Figure record listings
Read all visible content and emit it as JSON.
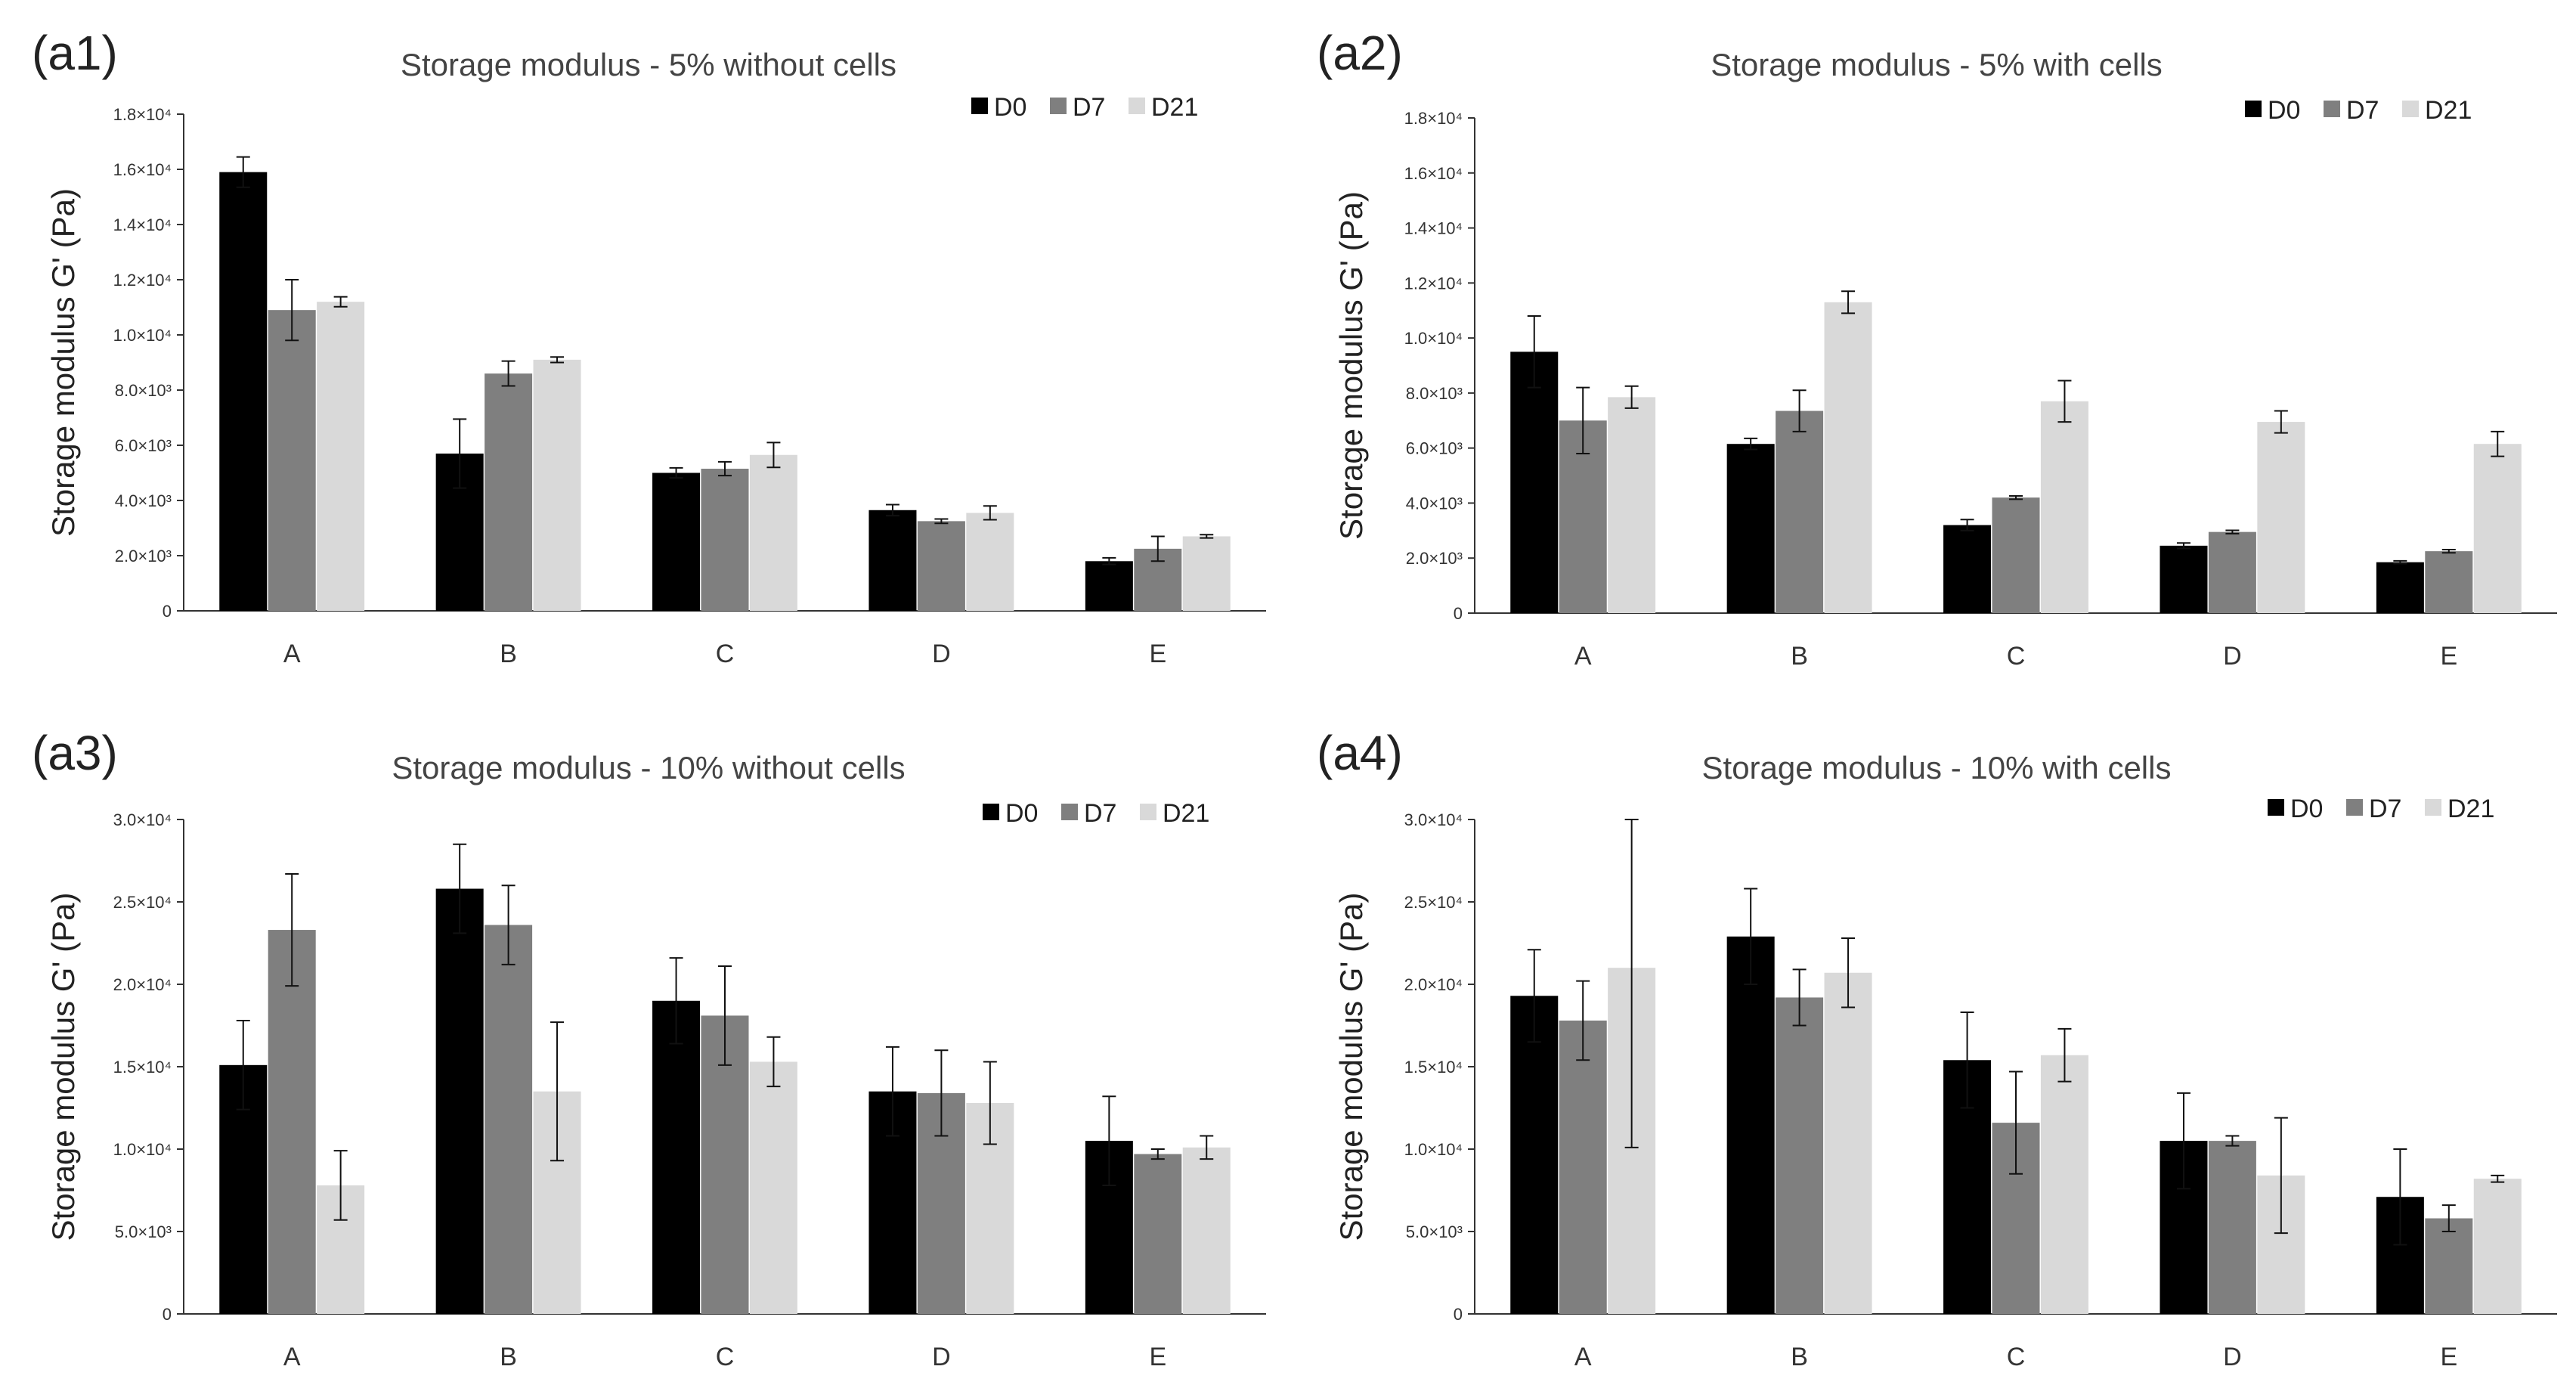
{
  "chart_data": [
    {
      "type": "bar",
      "panel": "(a1)",
      "title": "Storage modulus - 5% without cells",
      "ylabel": "Storage modulus G' (Pa)",
      "xlabel": "",
      "categories": [
        "A",
        "B",
        "C",
        "D",
        "E"
      ],
      "ylim": [
        0,
        18000
      ],
      "yticks": [
        0,
        2000,
        4000,
        6000,
        8000,
        10000,
        12000,
        14000,
        16000,
        18000
      ],
      "ytick_labels": [
        "0",
        "2.0×10³",
        "4.0×10³",
        "6.0×10³",
        "8.0×10³",
        "1.0×10⁴",
        "1.2×10⁴",
        "1.4×10⁴",
        "1.6×10⁴",
        "1.8×10⁴"
      ],
      "legend_position": "top-right",
      "grid": false,
      "series": [
        {
          "name": "D0",
          "color": "#000000",
          "values": [
            15900,
            5700,
            5000,
            3650,
            1800
          ],
          "errors": [
            550,
            1250,
            180,
            200,
            120
          ]
        },
        {
          "name": "D7",
          "color": "#7f7f7f",
          "values": [
            10900,
            8600,
            5150,
            3250,
            2250
          ],
          "errors": [
            1100,
            450,
            250,
            80,
            450
          ]
        },
        {
          "name": "D21",
          "color": "#d9d9d9",
          "values": [
            11200,
            9100,
            5650,
            3550,
            2700
          ],
          "errors": [
            180,
            100,
            450,
            250,
            60
          ]
        }
      ]
    },
    {
      "type": "bar",
      "panel": "(a2)",
      "title": "Storage modulus - 5% with cells",
      "ylabel": "Storage modulus G' (Pa)",
      "xlabel": "",
      "categories": [
        "A",
        "B",
        "C",
        "D",
        "E"
      ],
      "ylim": [
        0,
        18000
      ],
      "yticks": [
        0,
        2000,
        4000,
        6000,
        8000,
        10000,
        12000,
        14000,
        16000,
        18000
      ],
      "ytick_labels": [
        "0",
        "2.0×10³",
        "4.0×10³",
        "6.0×10³",
        "8.0×10³",
        "1.0×10⁴",
        "1.2×10⁴",
        "1.4×10⁴",
        "1.6×10⁴",
        "1.8×10⁴"
      ],
      "legend_position": "top-right",
      "grid": false,
      "series": [
        {
          "name": "D0",
          "color": "#000000",
          "values": [
            9500,
            6150,
            3200,
            2450,
            1850
          ],
          "errors": [
            1300,
            200,
            200,
            100,
            50
          ]
        },
        {
          "name": "D7",
          "color": "#7f7f7f",
          "values": [
            7000,
            7350,
            4200,
            2950,
            2250
          ],
          "errors": [
            1200,
            750,
            60,
            60,
            60
          ]
        },
        {
          "name": "D21",
          "color": "#d9d9d9",
          "values": [
            7850,
            11300,
            7700,
            6950,
            6150
          ],
          "errors": [
            400,
            400,
            750,
            400,
            450
          ]
        }
      ]
    },
    {
      "type": "bar",
      "panel": "(a3)",
      "title": "Storage modulus - 10% without cells",
      "ylabel": "Storage modulus G' (Pa)",
      "xlabel": "",
      "categories": [
        "A",
        "B",
        "C",
        "D",
        "E"
      ],
      "ylim": [
        0,
        30000
      ],
      "yticks": [
        0,
        5000,
        10000,
        15000,
        20000,
        25000,
        30000
      ],
      "ytick_labels": [
        "0",
        "5.0×10³",
        "1.0×10⁴",
        "1.5×10⁴",
        "2.0×10⁴",
        "2.5×10⁴",
        "3.0×10⁴"
      ],
      "legend_position": "top-right",
      "grid": false,
      "series": [
        {
          "name": "D0",
          "color": "#000000",
          "values": [
            15100,
            25800,
            19000,
            13500,
            10500
          ],
          "errors": [
            2700,
            2700,
            2600,
            2700,
            2700
          ]
        },
        {
          "name": "D7",
          "color": "#7f7f7f",
          "values": [
            23300,
            23600,
            18100,
            13400,
            9700
          ],
          "errors": [
            3400,
            2400,
            3000,
            2600,
            300
          ]
        },
        {
          "name": "D21",
          "color": "#d9d9d9",
          "values": [
            7800,
            13500,
            15300,
            12800,
            10100
          ],
          "errors": [
            2100,
            4200,
            1500,
            2500,
            700
          ]
        }
      ]
    },
    {
      "type": "bar",
      "panel": "(a4)",
      "title": "Storage modulus - 10% with cells",
      "ylabel": "Storage modulus G' (Pa)",
      "xlabel": "",
      "categories": [
        "A",
        "B",
        "C",
        "D",
        "E"
      ],
      "ylim": [
        0,
        30000
      ],
      "yticks": [
        0,
        5000,
        10000,
        15000,
        20000,
        25000,
        30000
      ],
      "ytick_labels": [
        "0",
        "5.0×10³",
        "1.0×10⁴",
        "1.5×10⁴",
        "2.0×10⁴",
        "2.5×10⁴",
        "3.0×10⁴"
      ],
      "legend_position": "top-right",
      "grid": false,
      "series": [
        {
          "name": "D0",
          "color": "#000000",
          "values": [
            19300,
            22900,
            15400,
            10500,
            7100
          ],
          "errors": [
            2800,
            2900,
            2900,
            2900,
            2900
          ]
        },
        {
          "name": "D7",
          "color": "#7f7f7f",
          "values": [
            17800,
            19200,
            11600,
            10500,
            5800
          ],
          "errors": [
            2400,
            1700,
            3100,
            300,
            800
          ]
        },
        {
          "name": "D21",
          "color": "#d9d9d9",
          "values": [
            21000,
            20700,
            15700,
            8400,
            8200
          ],
          "errors": [
            10900,
            2100,
            1600,
            3500,
            200
          ]
        }
      ]
    }
  ]
}
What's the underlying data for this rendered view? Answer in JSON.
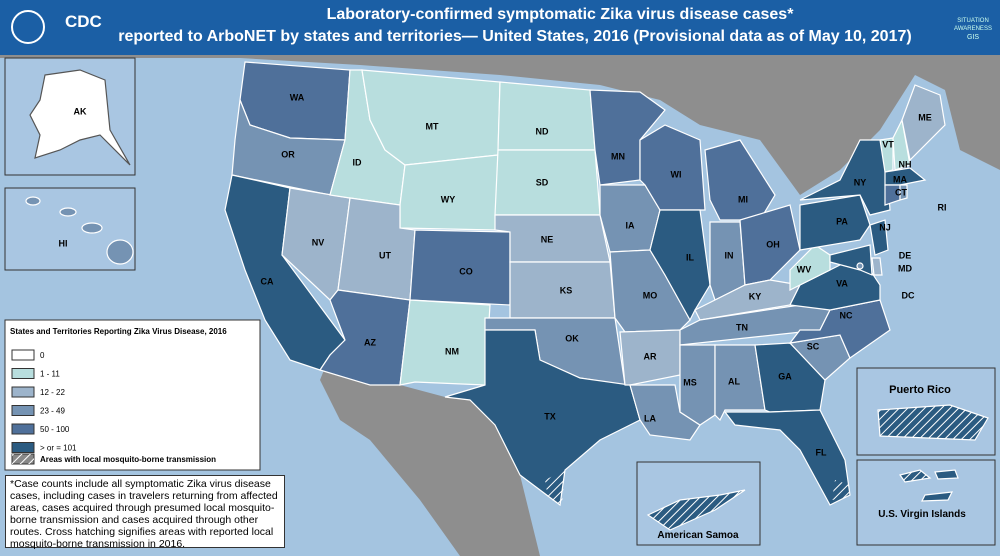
{
  "header": {
    "title_lines": [
      "Laboratory-confirmed symptomatic Zika virus disease cases*",
      "reported to ArboNET by states and territories— United States, 2016 (Provisional data as of May 10, 2017)"
    ],
    "logo": "CDC",
    "badge": [
      "SITUATION",
      "AWARENESS",
      "GIS"
    ]
  },
  "legend": {
    "title": "States and Territories Reporting Zika Virus Disease, 2016",
    "items": [
      {
        "label": "0",
        "color": "#ffffff"
      },
      {
        "label": "1 - 11",
        "color": "#b8dede"
      },
      {
        "label": "12 - 22",
        "color": "#9db4cb"
      },
      {
        "label": "23 - 49",
        "color": "#7593b3"
      },
      {
        "label": "50 - 100",
        "color": "#4f709a"
      },
      {
        "label": "> or = 101",
        "color": "#2b5b81"
      }
    ],
    "hatch_label": "Areas with local mosquito-borne transmission"
  },
  "states": [
    {
      "label": "WA",
      "class": 4
    },
    {
      "label": "OR",
      "class": 3
    },
    {
      "label": "CA",
      "class": 5
    },
    {
      "label": "NV",
      "class": 2
    },
    {
      "label": "ID",
      "class": 1
    },
    {
      "label": "MT",
      "class": 1
    },
    {
      "label": "WY",
      "class": 1
    },
    {
      "label": "UT",
      "class": 2
    },
    {
      "label": "CO",
      "class": 4
    },
    {
      "label": "AZ",
      "class": 4
    },
    {
      "label": "NM",
      "class": 1
    },
    {
      "label": "ND",
      "class": 1
    },
    {
      "label": "SD",
      "class": 1
    },
    {
      "label": "NE",
      "class": 2
    },
    {
      "label": "KS",
      "class": 2
    },
    {
      "label": "OK",
      "class": 3
    },
    {
      "label": "TX",
      "class": 5,
      "local_transmission": true
    },
    {
      "label": "MN",
      "class": 4
    },
    {
      "label": "IA",
      "class": 3
    },
    {
      "label": "MO",
      "class": 3
    },
    {
      "label": "AR",
      "class": 2
    },
    {
      "label": "LA",
      "class": 3
    },
    {
      "label": "WI",
      "class": 4
    },
    {
      "label": "IL",
      "class": 5
    },
    {
      "label": "MI",
      "class": 4
    },
    {
      "label": "IN",
      "class": 3
    },
    {
      "label": "OH",
      "class": 4
    },
    {
      "label": "KY",
      "class": 2
    },
    {
      "label": "TN",
      "class": 3
    },
    {
      "label": "MS",
      "class": 3
    },
    {
      "label": "AL",
      "class": 3
    },
    {
      "label": "GA",
      "class": 5
    },
    {
      "label": "FL",
      "class": 5,
      "local_transmission": true
    },
    {
      "label": "SC",
      "class": 3
    },
    {
      "label": "NC",
      "class": 4
    },
    {
      "label": "VA",
      "class": 5
    },
    {
      "label": "WV",
      "class": 1
    },
    {
      "label": "PA",
      "class": 5
    },
    {
      "label": "NY",
      "class": 5
    },
    {
      "label": "NJ",
      "class": 5
    },
    {
      "label": "DE",
      "class": 2
    },
    {
      "label": "MD",
      "class": 5
    },
    {
      "label": "VT",
      "class": 1
    },
    {
      "label": "NH",
      "class": 1
    },
    {
      "label": "ME",
      "class": 2
    },
    {
      "label": "MA",
      "class": 5
    },
    {
      "label": "CT",
      "class": 4
    },
    {
      "label": "RI",
      "class": 3
    },
    {
      "label": "DC",
      "class": 3
    },
    {
      "label": "AK",
      "class": 0
    },
    {
      "label": "HI",
      "class": 3
    }
  ],
  "territories": [
    {
      "label": "Puerto Rico",
      "class": 5,
      "local_transmission": true
    },
    {
      "label": "American Samoa",
      "class": 5,
      "local_transmission": true
    },
    {
      "label": "U.S. Virgin Islands",
      "class": 5,
      "local_transmission": true
    }
  ],
  "footnote": "*Case counts include all symptomatic Zika virus disease cases, including cases in travelers returning from affected areas, cases acquired through presumed local mosquito-borne transmission and cases acquired through other routes. Cross hatching signifies areas with reported local mosquito-borne transmission in 2016."
}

TO DO:
Using the records above, pull out each line where the word "reported" occurs.

EXERCISE SOLUTION:
      "reported to ArboNET by states and territories— United States, 2016 (Provisional data as of May 10, 2017)"
  "footnote": "*Case counts include all symptomatic Zika virus disease cases, including cases in travelers returning from affected areas, cases acquired through presumed local mosquito-borne transmission and cases acquired through other routes. Cross hatching signifies areas with reported local mosquito-borne transmission in 2016."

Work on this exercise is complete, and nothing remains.